WHAT IS REQUIRED:
Below are the records. Count the lines containing the string "from", and reply with the number alone.

LISTED ENTRIES:
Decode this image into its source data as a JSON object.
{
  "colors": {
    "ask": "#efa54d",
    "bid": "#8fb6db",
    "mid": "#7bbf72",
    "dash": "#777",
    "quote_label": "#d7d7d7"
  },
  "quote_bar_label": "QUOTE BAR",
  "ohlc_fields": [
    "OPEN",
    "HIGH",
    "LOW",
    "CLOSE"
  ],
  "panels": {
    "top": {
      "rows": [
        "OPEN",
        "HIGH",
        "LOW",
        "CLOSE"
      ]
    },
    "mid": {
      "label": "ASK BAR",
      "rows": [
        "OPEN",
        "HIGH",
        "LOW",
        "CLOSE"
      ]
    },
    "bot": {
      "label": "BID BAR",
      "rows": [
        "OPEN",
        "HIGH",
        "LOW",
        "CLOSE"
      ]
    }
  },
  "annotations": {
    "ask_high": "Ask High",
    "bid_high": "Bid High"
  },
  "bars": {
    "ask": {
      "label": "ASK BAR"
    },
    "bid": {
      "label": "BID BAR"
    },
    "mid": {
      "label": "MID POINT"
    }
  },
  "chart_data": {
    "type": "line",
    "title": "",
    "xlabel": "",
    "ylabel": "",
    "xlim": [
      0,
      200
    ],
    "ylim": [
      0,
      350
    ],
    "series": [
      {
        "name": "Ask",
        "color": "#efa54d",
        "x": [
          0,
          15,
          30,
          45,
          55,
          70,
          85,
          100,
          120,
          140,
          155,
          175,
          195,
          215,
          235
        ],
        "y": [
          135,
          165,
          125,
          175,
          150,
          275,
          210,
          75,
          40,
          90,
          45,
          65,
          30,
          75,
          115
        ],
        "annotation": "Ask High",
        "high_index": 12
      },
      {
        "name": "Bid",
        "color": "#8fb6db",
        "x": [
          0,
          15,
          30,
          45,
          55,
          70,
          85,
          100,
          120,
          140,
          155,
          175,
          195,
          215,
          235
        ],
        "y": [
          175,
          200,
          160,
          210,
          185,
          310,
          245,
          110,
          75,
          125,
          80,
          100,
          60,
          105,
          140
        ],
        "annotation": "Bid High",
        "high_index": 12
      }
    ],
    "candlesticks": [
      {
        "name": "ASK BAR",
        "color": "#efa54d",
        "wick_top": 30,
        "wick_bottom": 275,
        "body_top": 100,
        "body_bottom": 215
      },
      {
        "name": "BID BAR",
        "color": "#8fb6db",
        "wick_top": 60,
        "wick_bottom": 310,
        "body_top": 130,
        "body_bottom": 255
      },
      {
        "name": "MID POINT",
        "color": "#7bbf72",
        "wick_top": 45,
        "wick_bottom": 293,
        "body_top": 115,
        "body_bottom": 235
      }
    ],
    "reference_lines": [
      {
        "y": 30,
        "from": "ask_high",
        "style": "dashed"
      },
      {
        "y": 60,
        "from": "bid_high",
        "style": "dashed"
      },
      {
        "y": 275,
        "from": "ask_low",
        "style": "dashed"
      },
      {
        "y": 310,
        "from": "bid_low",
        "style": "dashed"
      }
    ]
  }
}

ANSWER TO THE PROBLEM:
4